| Records about charts and figures |
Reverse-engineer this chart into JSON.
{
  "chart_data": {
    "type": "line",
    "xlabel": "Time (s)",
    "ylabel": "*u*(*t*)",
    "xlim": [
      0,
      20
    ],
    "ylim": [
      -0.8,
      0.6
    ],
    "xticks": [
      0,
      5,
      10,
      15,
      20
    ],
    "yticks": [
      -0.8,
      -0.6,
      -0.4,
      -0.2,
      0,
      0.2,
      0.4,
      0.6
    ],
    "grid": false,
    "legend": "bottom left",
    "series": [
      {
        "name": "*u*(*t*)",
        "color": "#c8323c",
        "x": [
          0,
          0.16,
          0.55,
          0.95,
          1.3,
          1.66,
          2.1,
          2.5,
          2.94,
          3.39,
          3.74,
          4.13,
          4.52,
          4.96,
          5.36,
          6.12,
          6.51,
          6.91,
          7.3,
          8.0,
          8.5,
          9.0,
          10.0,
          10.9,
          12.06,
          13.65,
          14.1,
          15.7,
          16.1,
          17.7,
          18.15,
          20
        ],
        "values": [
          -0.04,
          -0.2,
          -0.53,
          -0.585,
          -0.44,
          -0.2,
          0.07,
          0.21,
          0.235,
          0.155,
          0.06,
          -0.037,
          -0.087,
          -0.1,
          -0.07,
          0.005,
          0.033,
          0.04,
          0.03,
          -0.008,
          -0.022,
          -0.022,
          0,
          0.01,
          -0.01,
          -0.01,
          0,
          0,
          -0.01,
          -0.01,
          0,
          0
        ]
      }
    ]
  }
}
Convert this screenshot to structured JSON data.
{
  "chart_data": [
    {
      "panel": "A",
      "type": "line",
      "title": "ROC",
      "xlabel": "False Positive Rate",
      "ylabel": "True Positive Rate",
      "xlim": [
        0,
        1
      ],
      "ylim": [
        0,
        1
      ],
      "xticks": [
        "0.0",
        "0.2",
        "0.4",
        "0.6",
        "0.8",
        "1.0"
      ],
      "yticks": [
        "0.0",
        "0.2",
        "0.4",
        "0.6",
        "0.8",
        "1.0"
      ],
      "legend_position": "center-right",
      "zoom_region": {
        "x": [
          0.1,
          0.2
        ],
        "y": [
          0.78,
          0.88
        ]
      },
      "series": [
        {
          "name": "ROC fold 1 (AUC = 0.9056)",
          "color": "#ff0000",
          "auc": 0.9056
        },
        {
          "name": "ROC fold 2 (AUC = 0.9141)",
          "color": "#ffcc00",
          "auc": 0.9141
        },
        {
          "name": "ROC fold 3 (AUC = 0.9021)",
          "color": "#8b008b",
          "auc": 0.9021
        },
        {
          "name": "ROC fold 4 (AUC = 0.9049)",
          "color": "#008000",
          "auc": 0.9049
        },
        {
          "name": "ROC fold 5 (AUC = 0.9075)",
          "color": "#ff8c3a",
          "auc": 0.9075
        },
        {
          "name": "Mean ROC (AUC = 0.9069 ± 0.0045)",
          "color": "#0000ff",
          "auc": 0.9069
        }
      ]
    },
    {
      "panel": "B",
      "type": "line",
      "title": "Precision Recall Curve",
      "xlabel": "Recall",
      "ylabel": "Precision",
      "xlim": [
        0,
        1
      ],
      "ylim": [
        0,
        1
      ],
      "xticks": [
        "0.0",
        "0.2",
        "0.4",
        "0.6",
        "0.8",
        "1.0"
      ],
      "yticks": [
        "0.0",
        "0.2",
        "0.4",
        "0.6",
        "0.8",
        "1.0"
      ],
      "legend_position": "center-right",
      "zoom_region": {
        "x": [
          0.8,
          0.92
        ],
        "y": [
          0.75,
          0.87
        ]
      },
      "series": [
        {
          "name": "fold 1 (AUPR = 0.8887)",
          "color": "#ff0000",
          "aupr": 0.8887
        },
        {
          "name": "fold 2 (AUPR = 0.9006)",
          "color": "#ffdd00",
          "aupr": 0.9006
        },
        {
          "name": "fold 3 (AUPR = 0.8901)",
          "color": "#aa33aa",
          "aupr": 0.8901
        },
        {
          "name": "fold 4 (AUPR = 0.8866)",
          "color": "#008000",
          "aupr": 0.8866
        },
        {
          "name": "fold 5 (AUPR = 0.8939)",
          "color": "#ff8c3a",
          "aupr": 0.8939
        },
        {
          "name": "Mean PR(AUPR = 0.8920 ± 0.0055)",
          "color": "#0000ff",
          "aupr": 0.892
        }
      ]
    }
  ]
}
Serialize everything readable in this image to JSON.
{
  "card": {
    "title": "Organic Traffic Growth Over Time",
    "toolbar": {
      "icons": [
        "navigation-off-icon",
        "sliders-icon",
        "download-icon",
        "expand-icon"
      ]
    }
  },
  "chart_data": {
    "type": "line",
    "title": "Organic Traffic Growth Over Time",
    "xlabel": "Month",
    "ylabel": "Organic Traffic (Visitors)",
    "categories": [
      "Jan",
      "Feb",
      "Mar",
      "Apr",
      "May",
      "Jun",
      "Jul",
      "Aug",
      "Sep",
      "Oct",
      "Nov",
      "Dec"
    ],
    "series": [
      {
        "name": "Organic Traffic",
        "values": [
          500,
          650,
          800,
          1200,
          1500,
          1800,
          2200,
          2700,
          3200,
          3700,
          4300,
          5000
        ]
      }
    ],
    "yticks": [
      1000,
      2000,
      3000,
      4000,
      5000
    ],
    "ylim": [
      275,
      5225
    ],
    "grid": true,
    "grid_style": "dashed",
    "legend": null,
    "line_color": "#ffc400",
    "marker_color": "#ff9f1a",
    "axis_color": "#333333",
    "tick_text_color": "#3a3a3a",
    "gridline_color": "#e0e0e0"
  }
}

| The exercise |
Reply with nothing except the number of lines in the listing above that include the string "Traffic".

| Problem solution |
4